[Recorded data]
☆ ☆ ☆ ☆
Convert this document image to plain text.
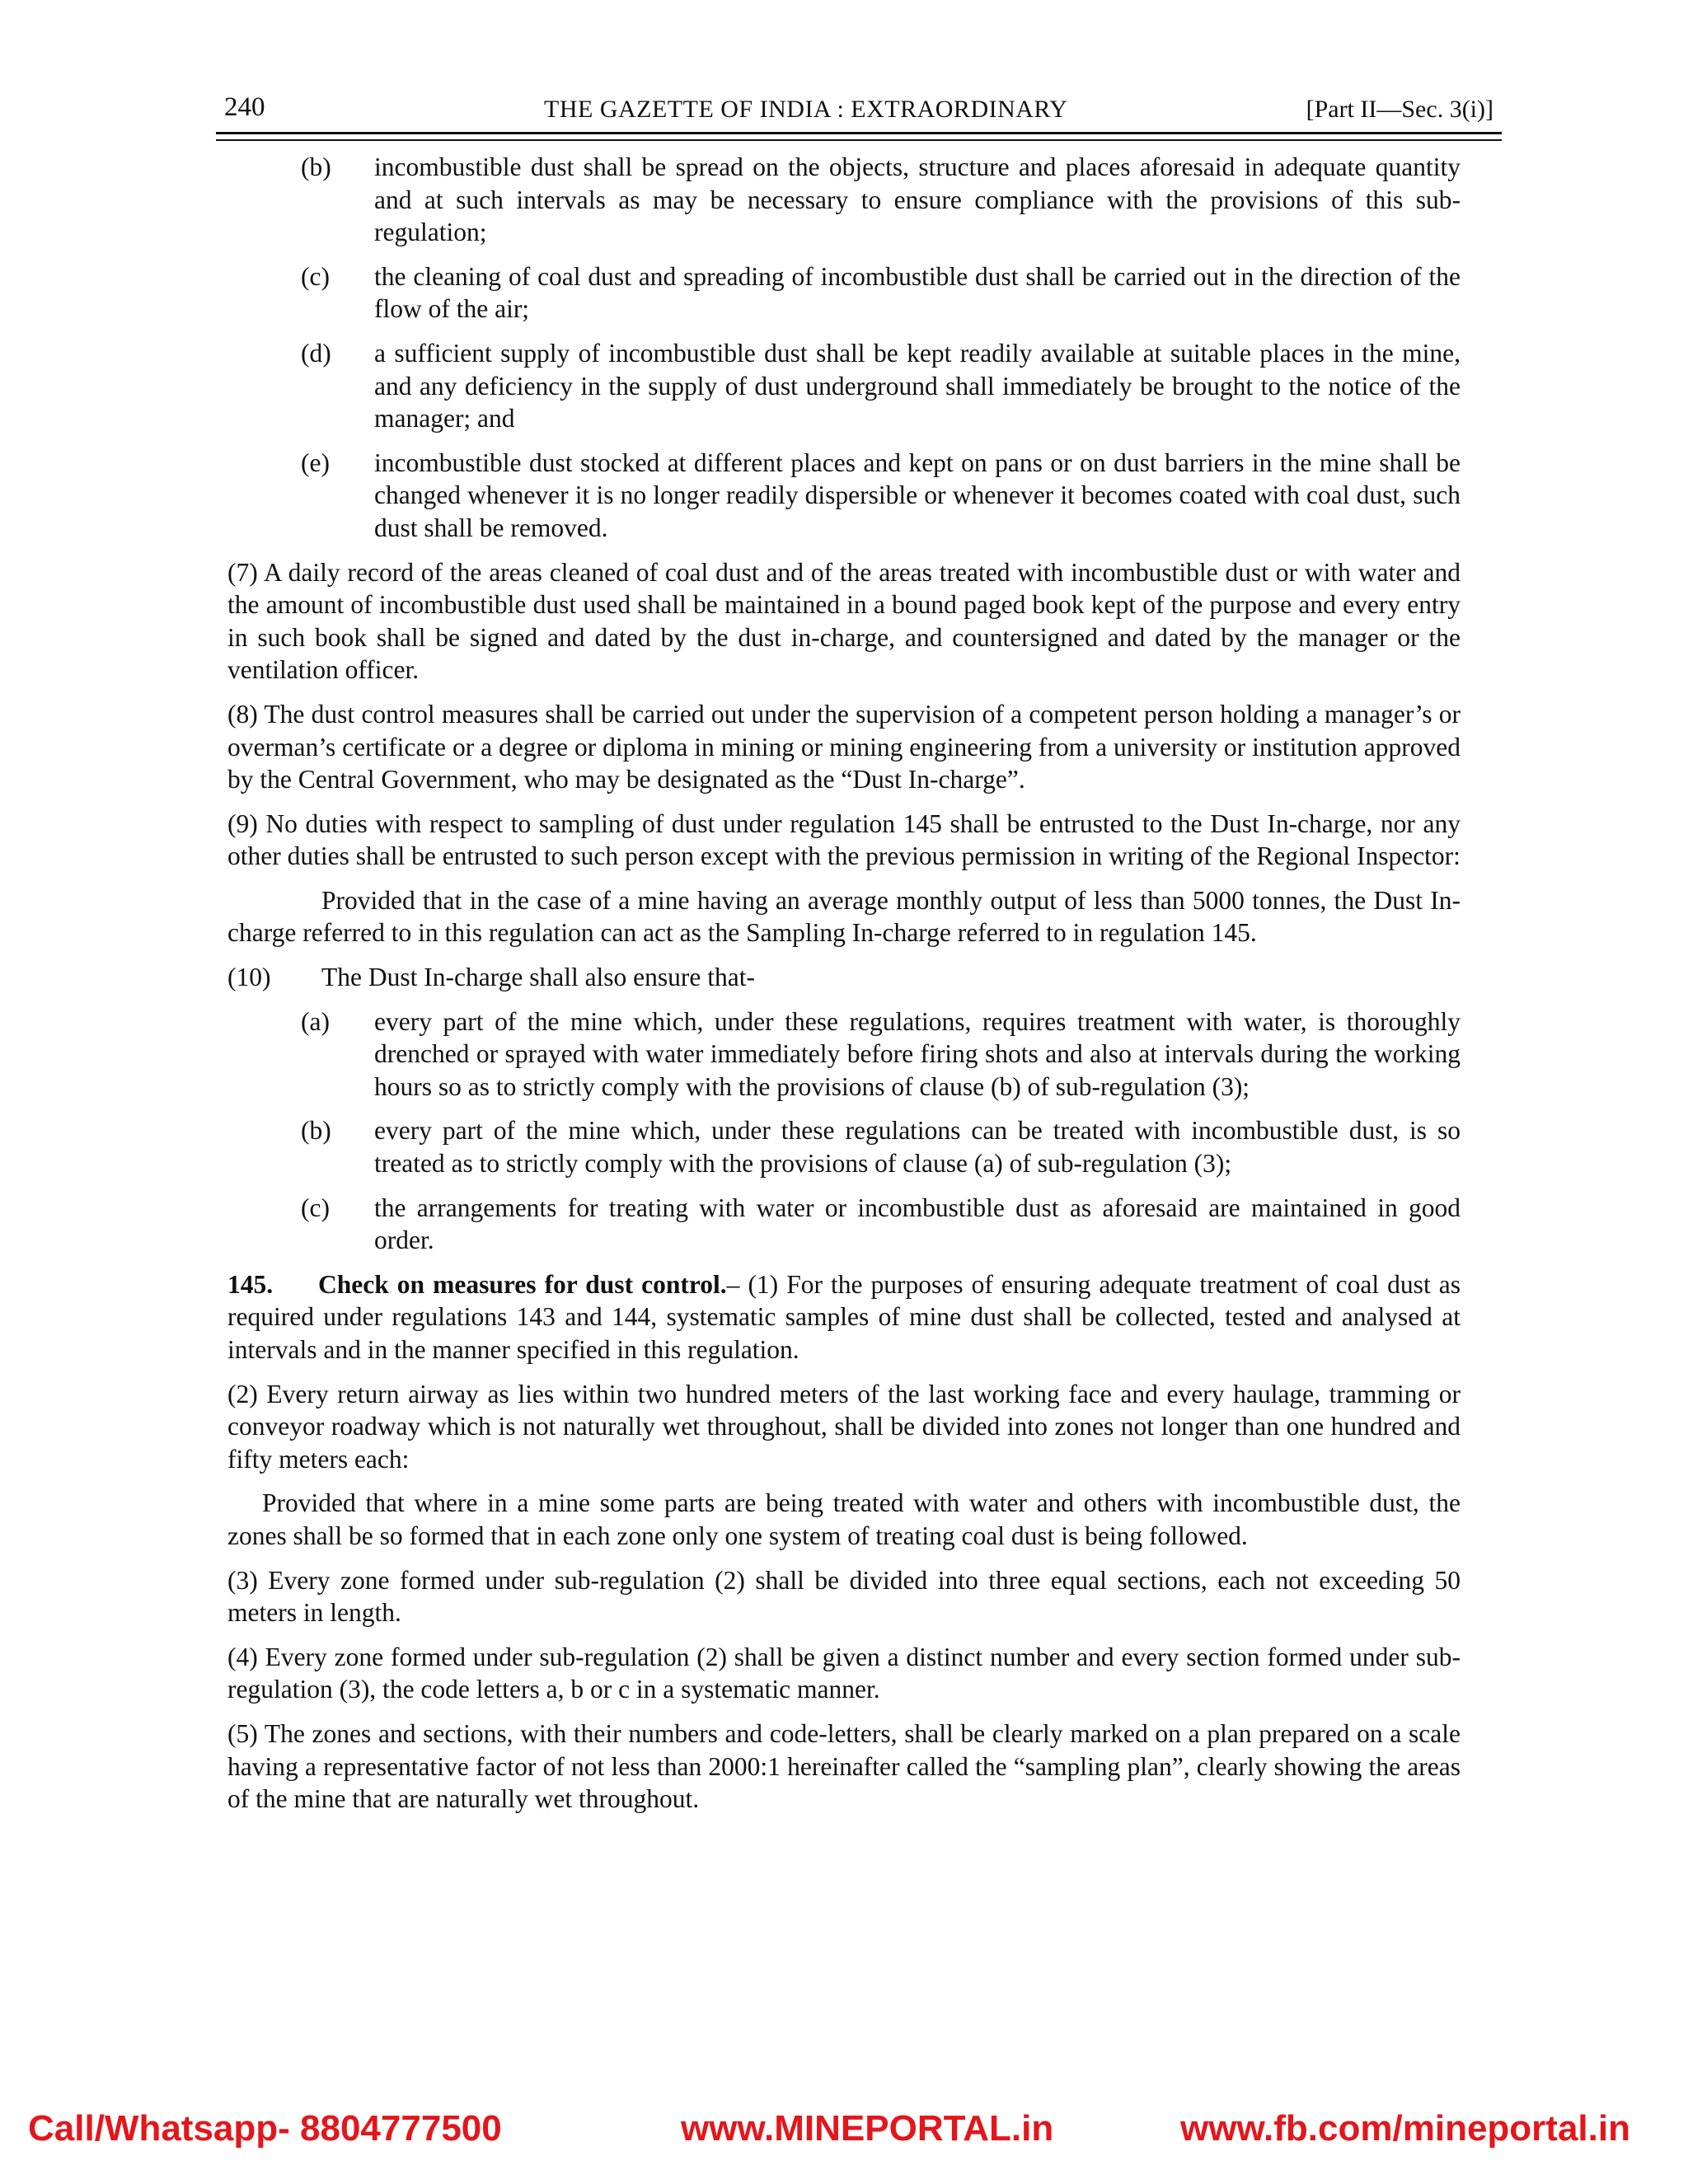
240	THE GAZETTE OF INDIA : EXTRAORDINARY	[Part II—Sec. 3(i)]
(b)	incombustible dust shall be spread on the objects, structure and places aforesaid in adequate quantity and at such intervals as may be necessary to ensure compliance with the provisions of this sub-regulation;
(c)	the cleaning of coal dust and spreading of incombustible dust shall be carried out in the direction of the flow of the air;
(d)	a sufficient supply of incombustible dust shall be kept readily available at suitable places in the mine, and any deficiency in the supply of dust underground shall immediately be brought to the notice of the manager; and
(e)	incombustible dust stocked at different places and kept on pans or on dust barriers in the mine shall be changed whenever it is no longer readily dispersible or whenever it becomes coated with coal dust, such dust shall be removed.

(7) A daily record of the areas cleaned of coal dust and of the areas treated with incombustible dust or with water and the amount of incombustible dust used shall be maintained in a bound paged book kept of the purpose and every entry in such book shall be signed and dated by the dust in-charge, and countersigned and dated by the manager or the ventilation officer.

(8) The dust control measures shall be carried out under the supervision of a competent person holding a manager’s or overman’s certificate or a degree or diploma in mining or mining engineering from a university or institution approved by the Central Government, who may be designated as the “Dust In-charge”.

(9) No duties with respect to sampling of dust under regulation 145 shall be entrusted to the Dust In-charge, nor any other duties shall be entrusted to such person except with the previous permission in writing of the Regional Inspector:

Provided that in the case of a mine having an average monthly output of less than 5000 tonnes, the Dust In-charge referred to in this regulation can act as the Sampling In-charge referred to in regulation 145.

(10)	The Dust In-charge shall also ensure that-
(a)	every part of the mine which, under these regulations, requires treatment with water, is thoroughly drenched or sprayed with water immediately before firing shots and also at intervals during the working hours so as to strictly comply with the provisions of clause (b) of sub-regulation (3);
(b)	every part of the mine which, under these regulations can be treated with incombustible dust, is so treated as to strictly comply with the provisions of clause (a) of sub-regulation (3);
(c)	the arrangements for treating with water or incombustible dust as aforesaid are maintained in good order.

145. Check on measures for dust control.– (1) For the purposes of ensuring adequate treatment of coal dust as required under regulations 143 and 144, systematic samples of mine dust shall be collected, tested and analysed at intervals and in the manner specified in this regulation.

(2) Every return airway as lies within two hundred meters of the last working face and every haulage, tramming or conveyor roadway which is not naturally wet throughout, shall be divided into zones not longer than one hundred and fifty meters each:

Provided that where in a mine some parts are being treated with water and others with incombustible dust, the zones shall be so formed that in each zone only one system of treating coal dust is being followed.

(3) Every zone formed under sub-regulation (2) shall be divided into three equal sections, each not exceeding 50 meters in length.

(4) Every zone formed under sub-regulation (2) shall be given a distinct number and every section formed under sub-regulation (3), the code letters a, b or c in a systematic manner.

(5) The zones and sections, with their numbers and code-letters, shall be clearly marked on a plan prepared on a scale having a representative factor of not less than 2000:1 hereinafter called the “sampling plan”, clearly showing the areas of the mine that are naturally wet throughout.

Call/Whatsapp- 8804777500	www.MINEPORTAL.in	www.fb.com/mineportal.in
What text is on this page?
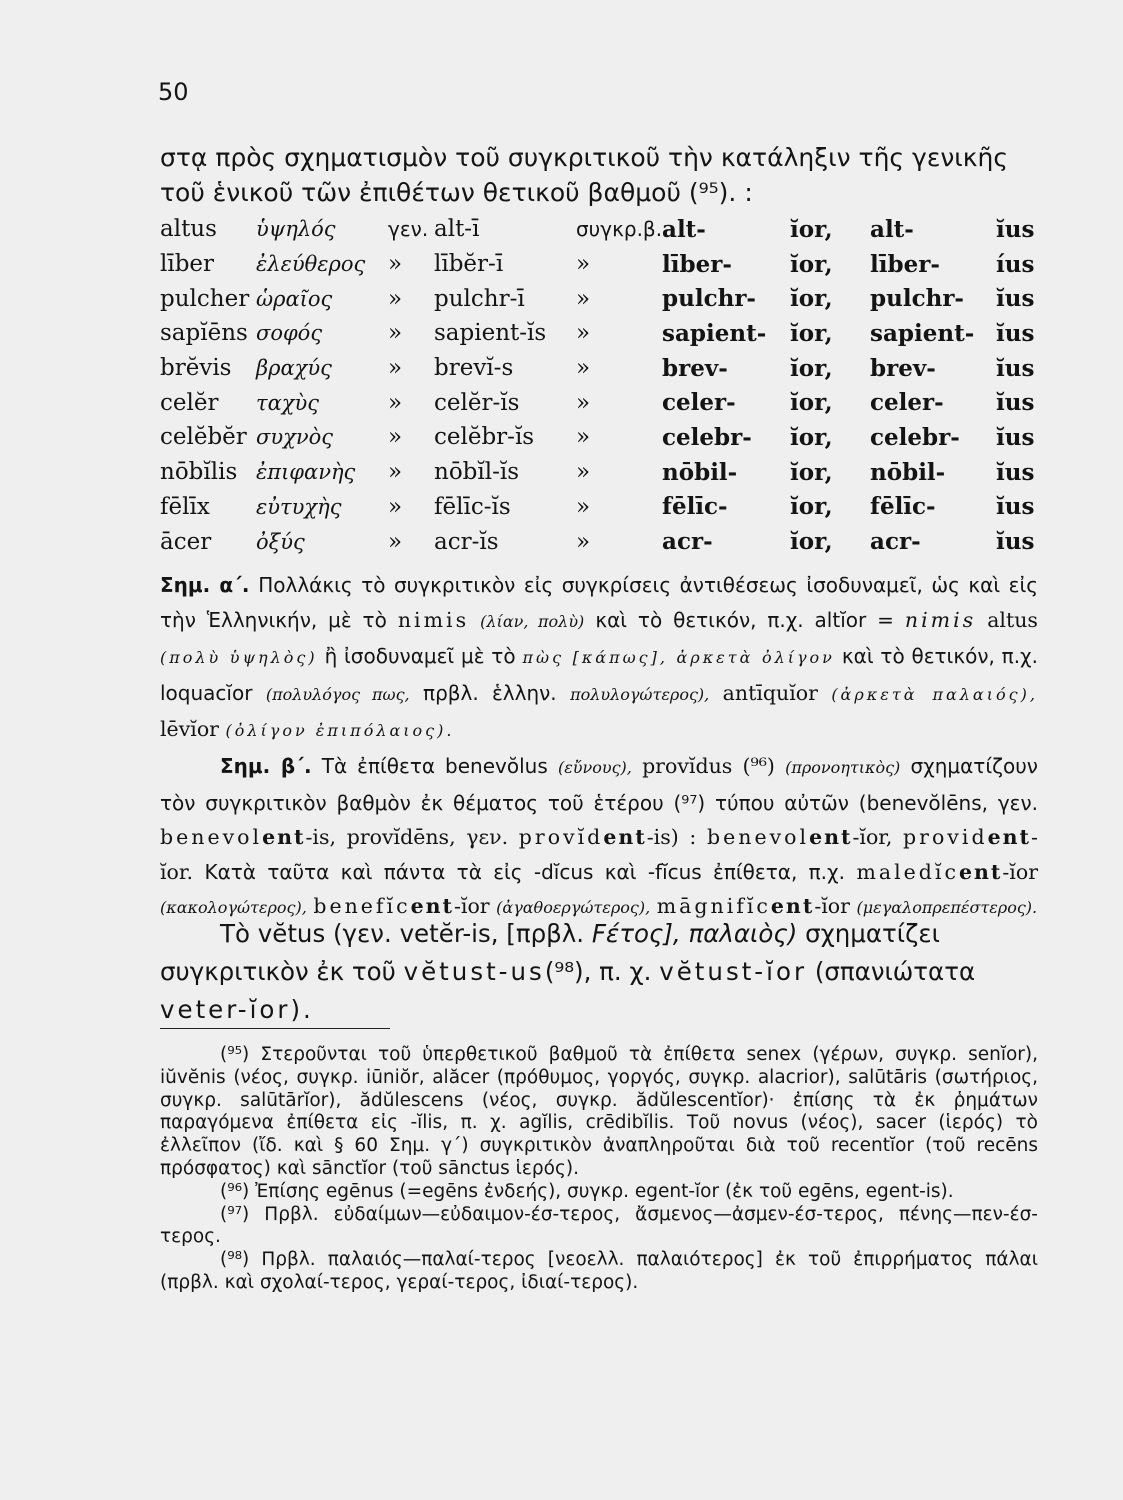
50

στᾳ πρὸς σχηματισμὸν τοῦ συγκριτικοῦ τὴν κατάληξιν τῆς γενικῆς τοῦ ἑνικοῦ τῶν ἐπιθέτων θετικοῦ βαθμοῦ (⁹⁵). :

altus	ὑψηλός	γεν.	alt-ī	συγκρ.β.	alt-	ĭor,	alt-	ĭus
līber	ἐλεύθερος	»	lībĕr-ī	»	līber-	ĭor,	līber-	íus
pulcher	ὡραῖος	»	pulchr-ī	»	pulchr-	ĭor,	pulchr-	ĭus
sapĭēns	σοφός	»	sapient-ĭs	»	sapient-	ĭor,	sapient-	ĭus
brĕvis	βραχύς	»	brevĭ-s	»	brev-	ĭor,	brev-	ĭus
celĕr	ταχὺς	»	celĕr-ĭs	»	celer-	ĭor,	celer-	ĭus
celĕbĕr	συχνὸς	»	celĕbr-ĭs	»	celebr-	ĭor,	celebr-	ĭus
nōbĭlis	ἐπιφανὴς	»	nōbĭl-ĭs	»	nōbil-	ĭor,	nōbil-	ĭus
fēlīx	εὐτυχὴς	»	fēlīc-ĭs	»	fēlīc-	ĭor,	fēlīc-	ĭus
ācer	ὀξύς	»	acr-ĭs	»	acr-	ĭor,	acr-	ĭus

Σημ. α΄. Πολλάκις τὸ συγκριτικὸν εἰς συγκρίσεις ἀντιθέσεως ἰσοδυναμεῖ, ὡς καὶ εἰς τὴν Ἑλληνικήν, μὲ τὸ nimis (λίαν, πολὺ) καὶ τὸ θετικόν, π.χ. altĭor = nimis altus (πολὺ ὑψηλὸς) ἢ ἰσοδυναμεῖ μὲ τὸ πὼς [κάπως], ἀρκετὰ ὀλίγον καὶ τὸ θετικόν, π.χ. loquacĭor (πολυλόγος πως, πρβλ. ἑλλην. πολυλογώτερος), antīquĭor (ἀρκετὰ παλαιός), lēvĭor (ὀλίγον ἐπιπόλαιος).

Σημ. β΄. Τὰ ἐπίθετα benevŏlus (εὔνους), provĭdus (⁹⁶) (προνοητικὸς) σχηματίζουν τὸν συγκριτικὸν βαθμὸν ἐκ θέματος τοῦ ἑτέρου (⁹⁷) τύπου αὐτῶν (benevŏlēns, γεν. benevolent-is, provĭdēns, γεν. provĭdent-is) : benevolent-ĭor, provident-ĭor. Κατὰ ταῦτα καὶ πάντα τὰ εἰς -dĭcus καὶ -fĭcus ἐπίθετα, π.χ. maledĭcent-ĭor (κακολογώτερος), benefĭcent-ĭor (ἀγαθοεργώτερος), māgnifĭcent-ĭor (μεγαλοπρεπέστερος).

Τὸ vĕtus (γεν. vetĕr-is, [πρβλ. Ϝέτος], παλαιὸς) σχηματίζει συγκριτικὸν ἐκ τοῦ vĕtust-us(⁹⁸), π. χ. vĕtust-ĭor (σπανιώτατα veter-ĭor).

(⁹⁵) Στεροῦνται τοῦ ὑπερθετικοῦ βαθμοῦ τὰ ἐπίθετα senex (γέρων, συγκρ. senĭor), iŭvĕnis (νέος, συγκρ. iūniŏr, alăcer (πρόθυμος, γοργός, συγκρ. alacrior), salūtāris (σωτήριος, συγκρ. salūtārĭor), ădŭlescens (νέος, συγκρ. ădŭlescentĭor)· ἐπίσης τὰ ἐκ ῥημάτων παραγόμενα ἐπίθετα εἰς -ĭlis, π. χ. agĭlis, crēdibĭlis. Τοῦ novus (νέος), sacer (ἱερός) τὸ ἐλλεῖπον (ἴδ. καὶ § 60 Σημ. γ΄) συγκριτικὸν ἀναπληροῦται διὰ τοῦ recentĭor (τοῦ recēns πρόσφατος) καὶ sānctĭor (τοῦ sānctus ἱερός).

(⁹⁶) Ἐπίσης egēnus (=egēns ἐνδεής), συγκρ. egent-ĭor (ἐκ τοῦ egēns, egent-is).

(⁹⁷) Πρβλ. εὐδαίμων—εὐδαιμον-έσ-τερος, ἄσμενος—ἀσμεν-έσ-τερος, πένης—πεν-έσ-τερος.

(⁹⁸) Πρβλ. παλαιός—παλαί-τερος [νεοελλ. παλαιότερος] ἐκ τοῦ ἐπιρρήματος πάλαι (πρβλ. καὶ σχολαί-τερος, γεραί-τερος, ἰδιαί-τερος).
☆ ☆ ☆ ☆
EXERCISE INSTRUCTIONS:
Each line of the data is to be duplicated exactly; pictures stay out of the copy.

FINISHED ANSWER:
Convert this document image to plain text.
240	THE GAZETTE OF INDIA : EXTRAORDINARY	[Part II—Sec. 3(i)]
(b)	incombustible dust shall be spread on the objects, structure and places aforesaid in adequate quantity and at such intervals as may be necessary to ensure compliance with the provisions of this sub-regulation;
(c)	the cleaning of coal dust and spreading of incombustible dust shall be carried out in the direction of the flow of the air;
(d)	a sufficient supply of incombustible dust shall be kept readily available at suitable places in the mine, and any deficiency in the supply of dust underground shall immediately be brought to the notice of the manager; and
(e)	incombustible dust stocked at different places and kept on pans or on dust barriers in the mine shall be changed whenever it is no longer readily dispersible or whenever it becomes coated with coal dust, such dust shall be removed.

(7) A daily record of the areas cleaned of coal dust and of the areas treated with incombustible dust or with water and the amount of incombustible dust used shall be maintained in a bound paged book kept of the purpose and every entry in such book shall be signed and dated by the dust in-charge, and countersigned and dated by the manager or the ventilation officer.

(8) The dust control measures shall be carried out under the supervision of a competent person holding a manager’s or overman’s certificate or a degree or diploma in mining or mining engineering from a university or institution approved by the Central Government, who may be designated as the “Dust In-charge”.

(9) No duties with respect to sampling of dust under regulation 145 shall be entrusted to the Dust In-charge, nor any other duties shall be entrusted to such person except with the previous permission in writing of the Regional Inspector:

Provided that in the case of a mine having an average monthly output of less than 5000 tonnes, the Dust In-charge referred to in this regulation can act as the Sampling In-charge referred to in regulation 145.

(10)	The Dust In-charge shall also ensure that-
(a)	every part of the mine which, under these regulations, requires treatment with water, is thoroughly drenched or sprayed with water immediately before firing shots and also at intervals during the working hours so as to strictly comply with the provisions of clause (b) of sub-regulation (3);
(b)	every part of the mine which, under these regulations can be treated with incombustible dust, is so treated as to strictly comply with the provisions of clause (a) of sub-regulation (3);
(c)	the arrangements for treating with water or incombustible dust as aforesaid are maintained in good order.

145. Check on measures for dust control.– (1) For the purposes of ensuring adequate treatment of coal dust as required under regulations 143 and 144, systematic samples of mine dust shall be collected, tested and analysed at intervals and in the manner specified in this regulation.

(2) Every return airway as lies within two hundred meters of the last working face and every haulage, tramming or conveyor roadway which is not naturally wet throughout, shall be divided into zones not longer than one hundred and fifty meters each:

Provided that where in a mine some parts are being treated with water and others with incombustible dust, the zones shall be so formed that in each zone only one system of treating coal dust is being followed.

(3) Every zone formed under sub-regulation (2) shall be divided into three equal sections, each not exceeding 50 meters in length.

(4) Every zone formed under sub-regulation (2) shall be given a distinct number and every section formed under sub-regulation (3), the code letters a, b or c in a systematic manner.

(5) The zones and sections, with their numbers and code-letters, shall be clearly marked on a plan prepared on a scale having a representative factor of not less than 2000:1 hereinafter called the “sampling plan”, clearly showing the areas of the mine that are naturally wet throughout.

Call/Whatsapp- 8804777500	www.MINEPORTAL.in	www.fb.com/mineportal.in
What text is on this page?
50

στᾳ πρὸς σχηματισμὸν τοῦ συγκριτικοῦ τὴν κατάληξιν τῆς γενικῆς τοῦ ἑνικοῦ τῶν ἐπιθέτων θετικοῦ βαθμοῦ (⁹⁵). :

altus	ὑψηλός	γεν.	alt-ī	συγκρ.β.	alt-	ĭor,	alt-	ĭus
līber	ἐλεύθερος	»	lībĕr-ī	»	līber-	ĭor,	līber-	íus
pulcher	ὡραῖος	»	pulchr-ī	»	pulchr-	ĭor,	pulchr-	ĭus
sapĭēns	σοφός	»	sapient-ĭs	»	sapient-	ĭor,	sapient-	ĭus
brĕvis	βραχύς	»	brevĭ-s	»	brev-	ĭor,	brev-	ĭus
celĕr	ταχὺς	»	celĕr-ĭs	»	celer-	ĭor,	celer-	ĭus
celĕbĕr	συχνὸς	»	celĕbr-ĭs	»	celebr-	ĭor,	celebr-	ĭus
nōbĭlis	ἐπιφανὴς	»	nōbĭl-ĭs	»	nōbil-	ĭor,	nōbil-	ĭus
fēlīx	εὐτυχὴς	»	fēlīc-ĭs	»	fēlīc-	ĭor,	fēlīc-	ĭus
ācer	ὀξύς	»	acr-ĭs	»	acr-	ĭor,	acr-	ĭus

Σημ. α΄. Πολλάκις τὸ συγκριτικὸν εἰς συγκρίσεις ἀντιθέσεως ἰσοδυναμεῖ, ὡς καὶ εἰς τὴν Ἑλληνικήν, μὲ τὸ nimis (λίαν, πολὺ) καὶ τὸ θετικόν, π.χ. altĭor = nimis altus (πολὺ ὑψηλὸς) ἢ ἰσοδυναμεῖ μὲ τὸ πὼς [κάπως], ἀρκετὰ ὀλίγον καὶ τὸ θετικόν, π.χ. loquacĭor (πολυλόγος πως, πρβλ. ἑλλην. πολυλογώτερος), antīquĭor (ἀρκετὰ παλαιός), lēvĭor (ὀλίγον ἐπιπόλαιος).

Σημ. β΄. Τὰ ἐπίθετα benevŏlus (εὔνους), provĭdus (⁹⁶) (προνοητικὸς) σχηματίζουν τὸν συγκριτικὸν βαθμὸν ἐκ θέματος τοῦ ἑτέρου (⁹⁷) τύπου αὐτῶν (benevŏlēns, γεν. benevolent-is, provĭdēns, γεν. provĭdent-is) : benevolent-ĭor, provident-ĭor. Κατὰ ταῦτα καὶ πάντα τὰ εἰς -dĭcus καὶ -fĭcus ἐπίθετα, π.χ. maledĭcent-ĭor (κακολογώτερος), benefĭcent-ĭor (ἀγαθοεργώτερος), māgnifĭcent-ĭor (μεγαλοπρεπέστερος).

Τὸ vĕtus (γεν. vetĕr-is, [πρβλ. Ϝέτος], παλαιὸς) σχηματίζει συγκριτικὸν ἐκ τοῦ vĕtust-us(⁹⁸), π. χ. vĕtust-ĭor (σπανιώτατα veter-ĭor).

(⁹⁵) Στεροῦνται τοῦ ὑπερθετικοῦ βαθμοῦ τὰ ἐπίθετα senex (γέρων, συγκρ. senĭor), iŭvĕnis (νέος, συγκρ. iūniŏr, alăcer (πρόθυμος, γοργός, συγκρ. alacrior), salūtāris (σωτήριος, συγκρ. salūtārĭor), ădŭlescens (νέος, συγκρ. ădŭlescentĭor)· ἐπίσης τὰ ἐκ ῥημάτων παραγόμενα ἐπίθετα εἰς -ĭlis, π. χ. agĭlis, crēdibĭlis. Τοῦ novus (νέος), sacer (ἱερός) τὸ ἐλλεῖπον (ἴδ. καὶ § 60 Σημ. γ΄) συγκριτικὸν ἀναπληροῦται διὰ τοῦ recentĭor (τοῦ recēns πρόσφατος) καὶ sānctĭor (τοῦ sānctus ἱερός).

(⁹⁶) Ἐπίσης egēnus (=egēns ἐνδεής), συγκρ. egent-ĭor (ἐκ τοῦ egēns, egent-is).

(⁹⁷) Πρβλ. εὐδαίμων—εὐδαιμον-έσ-τερος, ἄσμενος—ἀσμεν-έσ-τερος, πένης—πεν-έσ-τερος.

(⁹⁸) Πρβλ. παλαιός—παλαί-τερος [νεοελλ. παλαιότερος] ἐκ τοῦ ἐπιρρήματος πάλαι (πρβλ. καὶ σχολαί-τερος, γεραί-τερος, ἰδιαί-τερος).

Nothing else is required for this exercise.